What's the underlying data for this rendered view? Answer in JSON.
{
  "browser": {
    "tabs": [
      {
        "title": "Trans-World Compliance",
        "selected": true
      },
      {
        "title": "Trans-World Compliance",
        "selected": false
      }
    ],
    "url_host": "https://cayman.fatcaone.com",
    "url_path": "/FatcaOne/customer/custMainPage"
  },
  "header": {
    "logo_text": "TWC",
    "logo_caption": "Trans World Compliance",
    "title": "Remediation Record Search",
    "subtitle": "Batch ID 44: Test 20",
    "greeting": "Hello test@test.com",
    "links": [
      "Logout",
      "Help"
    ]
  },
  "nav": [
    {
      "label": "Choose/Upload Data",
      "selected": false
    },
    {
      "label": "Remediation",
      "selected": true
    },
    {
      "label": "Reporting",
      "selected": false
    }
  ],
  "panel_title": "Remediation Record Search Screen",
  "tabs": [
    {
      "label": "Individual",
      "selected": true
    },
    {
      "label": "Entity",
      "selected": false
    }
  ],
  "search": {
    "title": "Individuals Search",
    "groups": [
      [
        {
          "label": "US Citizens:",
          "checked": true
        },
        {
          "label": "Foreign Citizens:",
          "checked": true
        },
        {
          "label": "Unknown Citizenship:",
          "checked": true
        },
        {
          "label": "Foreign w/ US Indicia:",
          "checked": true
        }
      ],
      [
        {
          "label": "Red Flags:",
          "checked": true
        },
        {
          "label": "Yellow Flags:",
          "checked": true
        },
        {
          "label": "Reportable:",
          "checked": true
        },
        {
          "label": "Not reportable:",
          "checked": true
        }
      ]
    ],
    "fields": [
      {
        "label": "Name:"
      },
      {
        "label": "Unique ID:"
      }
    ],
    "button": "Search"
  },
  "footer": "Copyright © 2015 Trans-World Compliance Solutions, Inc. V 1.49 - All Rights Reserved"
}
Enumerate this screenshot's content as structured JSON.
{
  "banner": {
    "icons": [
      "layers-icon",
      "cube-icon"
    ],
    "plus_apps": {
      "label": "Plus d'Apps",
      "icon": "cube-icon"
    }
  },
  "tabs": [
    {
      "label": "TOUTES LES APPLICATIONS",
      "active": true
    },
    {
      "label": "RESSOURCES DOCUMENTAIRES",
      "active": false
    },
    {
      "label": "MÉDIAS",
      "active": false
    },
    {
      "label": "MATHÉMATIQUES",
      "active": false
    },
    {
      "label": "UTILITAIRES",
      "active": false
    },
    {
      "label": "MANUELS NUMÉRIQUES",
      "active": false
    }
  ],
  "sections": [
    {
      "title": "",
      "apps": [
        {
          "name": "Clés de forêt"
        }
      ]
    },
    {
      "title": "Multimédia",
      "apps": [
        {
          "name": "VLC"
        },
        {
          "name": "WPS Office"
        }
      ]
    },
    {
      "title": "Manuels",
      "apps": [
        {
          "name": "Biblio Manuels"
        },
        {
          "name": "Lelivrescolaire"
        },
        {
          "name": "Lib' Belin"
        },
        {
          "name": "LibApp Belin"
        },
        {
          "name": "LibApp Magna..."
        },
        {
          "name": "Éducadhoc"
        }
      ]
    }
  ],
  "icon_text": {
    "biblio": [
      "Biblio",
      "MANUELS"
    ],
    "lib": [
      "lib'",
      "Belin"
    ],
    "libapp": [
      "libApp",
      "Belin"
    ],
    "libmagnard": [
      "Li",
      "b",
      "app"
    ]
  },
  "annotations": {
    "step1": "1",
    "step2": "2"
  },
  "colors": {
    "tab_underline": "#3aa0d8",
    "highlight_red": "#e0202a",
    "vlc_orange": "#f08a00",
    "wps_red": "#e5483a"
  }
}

════════════════

▸ **Direction**
Return only the lines running from the line with "Enumerate this screenshot's" to the last line of the records, both included, exactly as written.

▸ **Task solution**
Enumerate this screenshot's content as structured JSON.
{
  "banner": {
    "icons": [
      "layers-icon",
      "cube-icon"
    ],
    "plus_apps": {
      "label": "Plus d'Apps",
      "icon": "cube-icon"
    }
  },
  "tabs": [
    {
      "label": "TOUTES LES APPLICATIONS",
      "active": true
    },
    {
      "label": "RESSOURCES DOCUMENTAIRES",
      "active": false
    },
    {
      "label": "MÉDIAS",
      "active": false
    },
    {
      "label": "MATHÉMATIQUES",
      "active": false
    },
    {
      "label": "UTILITAIRES",
      "active": false
    },
    {
      "label": "MANUELS NUMÉRIQUES",
      "active": false
    }
  ],
  "sections": [
    {
      "title": "",
      "apps": [
        {
          "name": "Clés de forêt"
        }
      ]
    },
    {
      "title": "Multimédia",
      "apps": [
        {
          "name": "VLC"
        },
        {
          "name": "WPS Office"
        }
      ]
    },
    {
      "title": "Manuels",
      "apps": [
        {
          "name": "Biblio Manuels"
        },
        {
          "name": "Lelivrescolaire"
        },
        {
          "name": "Lib' Belin"
        },
        {
          "name": "LibApp Belin"
        },
        {
          "name": "LibApp Magna..."
        },
        {
          "name": "Éducadhoc"
        }
      ]
    }
  ],
  "icon_text": {
    "biblio": [
      "Biblio",
      "MANUELS"
    ],
    "lib": [
      "lib'",
      "Belin"
    ],
    "libapp": [
      "libApp",
      "Belin"
    ],
    "libmagnard": [
      "Li",
      "b",
      "app"
    ]
  },
  "annotations": {
    "step1": "1",
    "step2": "2"
  },
  "colors": {
    "tab_underline": "#3aa0d8",
    "highlight_red": "#e0202a",
    "vlc_orange": "#f08a00",
    "wps_red": "#e5483a"
  }
}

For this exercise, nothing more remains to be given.